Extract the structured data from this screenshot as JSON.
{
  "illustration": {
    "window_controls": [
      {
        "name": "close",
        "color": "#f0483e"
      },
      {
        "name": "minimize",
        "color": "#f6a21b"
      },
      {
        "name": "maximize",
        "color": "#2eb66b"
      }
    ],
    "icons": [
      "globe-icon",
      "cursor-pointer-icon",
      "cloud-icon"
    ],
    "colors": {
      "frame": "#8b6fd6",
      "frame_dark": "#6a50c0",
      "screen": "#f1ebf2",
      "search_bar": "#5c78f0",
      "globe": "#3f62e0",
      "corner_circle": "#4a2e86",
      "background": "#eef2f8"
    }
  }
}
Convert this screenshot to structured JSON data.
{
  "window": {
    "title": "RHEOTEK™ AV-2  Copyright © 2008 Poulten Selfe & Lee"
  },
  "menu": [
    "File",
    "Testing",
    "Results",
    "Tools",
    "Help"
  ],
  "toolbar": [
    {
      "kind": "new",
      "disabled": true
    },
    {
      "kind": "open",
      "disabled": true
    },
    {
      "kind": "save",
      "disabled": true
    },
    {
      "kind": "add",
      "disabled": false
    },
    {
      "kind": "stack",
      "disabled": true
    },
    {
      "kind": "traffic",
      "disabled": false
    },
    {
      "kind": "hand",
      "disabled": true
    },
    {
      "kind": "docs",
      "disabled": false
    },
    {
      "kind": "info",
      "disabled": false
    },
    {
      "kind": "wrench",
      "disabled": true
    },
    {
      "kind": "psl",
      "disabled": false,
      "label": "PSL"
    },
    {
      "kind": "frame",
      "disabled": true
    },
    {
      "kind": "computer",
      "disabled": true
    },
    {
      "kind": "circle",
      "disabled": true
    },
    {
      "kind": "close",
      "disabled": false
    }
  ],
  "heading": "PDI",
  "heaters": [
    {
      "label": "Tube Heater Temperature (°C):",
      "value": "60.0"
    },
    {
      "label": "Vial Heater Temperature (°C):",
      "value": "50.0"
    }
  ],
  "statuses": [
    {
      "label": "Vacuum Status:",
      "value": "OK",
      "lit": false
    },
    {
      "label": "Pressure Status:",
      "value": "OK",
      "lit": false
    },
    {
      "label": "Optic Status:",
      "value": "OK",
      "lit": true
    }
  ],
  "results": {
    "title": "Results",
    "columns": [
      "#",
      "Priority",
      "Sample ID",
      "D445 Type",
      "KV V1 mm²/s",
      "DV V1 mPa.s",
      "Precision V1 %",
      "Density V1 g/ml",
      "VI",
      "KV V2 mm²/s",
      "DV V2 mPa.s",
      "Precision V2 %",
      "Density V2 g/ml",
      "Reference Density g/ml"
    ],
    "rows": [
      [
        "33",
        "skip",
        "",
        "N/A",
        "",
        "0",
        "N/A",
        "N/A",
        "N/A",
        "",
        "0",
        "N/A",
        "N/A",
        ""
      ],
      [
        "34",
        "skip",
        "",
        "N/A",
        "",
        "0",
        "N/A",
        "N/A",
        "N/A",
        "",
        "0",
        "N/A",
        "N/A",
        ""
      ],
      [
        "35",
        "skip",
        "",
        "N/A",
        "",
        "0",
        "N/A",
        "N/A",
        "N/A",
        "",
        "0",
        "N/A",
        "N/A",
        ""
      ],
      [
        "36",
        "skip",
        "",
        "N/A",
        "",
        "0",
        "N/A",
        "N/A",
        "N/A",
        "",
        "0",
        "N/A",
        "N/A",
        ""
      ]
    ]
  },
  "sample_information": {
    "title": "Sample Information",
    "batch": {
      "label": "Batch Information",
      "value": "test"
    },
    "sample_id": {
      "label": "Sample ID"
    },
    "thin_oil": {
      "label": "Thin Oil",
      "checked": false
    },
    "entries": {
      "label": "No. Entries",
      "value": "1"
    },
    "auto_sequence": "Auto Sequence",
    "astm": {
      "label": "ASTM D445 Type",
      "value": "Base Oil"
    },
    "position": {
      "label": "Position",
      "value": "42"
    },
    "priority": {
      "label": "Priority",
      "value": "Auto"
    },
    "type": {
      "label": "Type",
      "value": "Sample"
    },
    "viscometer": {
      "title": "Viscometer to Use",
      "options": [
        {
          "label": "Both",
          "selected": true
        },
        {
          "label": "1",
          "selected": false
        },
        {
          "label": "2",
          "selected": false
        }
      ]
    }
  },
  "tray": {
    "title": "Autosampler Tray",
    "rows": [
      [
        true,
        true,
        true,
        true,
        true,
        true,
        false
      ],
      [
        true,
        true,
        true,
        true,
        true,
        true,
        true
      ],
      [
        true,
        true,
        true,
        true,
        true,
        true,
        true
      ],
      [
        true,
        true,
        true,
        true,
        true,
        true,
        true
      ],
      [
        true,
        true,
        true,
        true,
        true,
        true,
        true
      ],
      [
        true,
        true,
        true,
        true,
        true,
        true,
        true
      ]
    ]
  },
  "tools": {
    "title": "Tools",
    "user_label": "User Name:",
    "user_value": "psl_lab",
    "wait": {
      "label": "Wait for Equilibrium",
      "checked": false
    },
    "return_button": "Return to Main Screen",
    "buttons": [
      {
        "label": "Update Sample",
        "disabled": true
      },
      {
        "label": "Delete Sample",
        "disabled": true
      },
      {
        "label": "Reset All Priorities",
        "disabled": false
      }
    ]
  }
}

> [Your instructions]
Provide the number of lines in these entries that hold the word "title", without any accompanying text.

> [Full answer]
6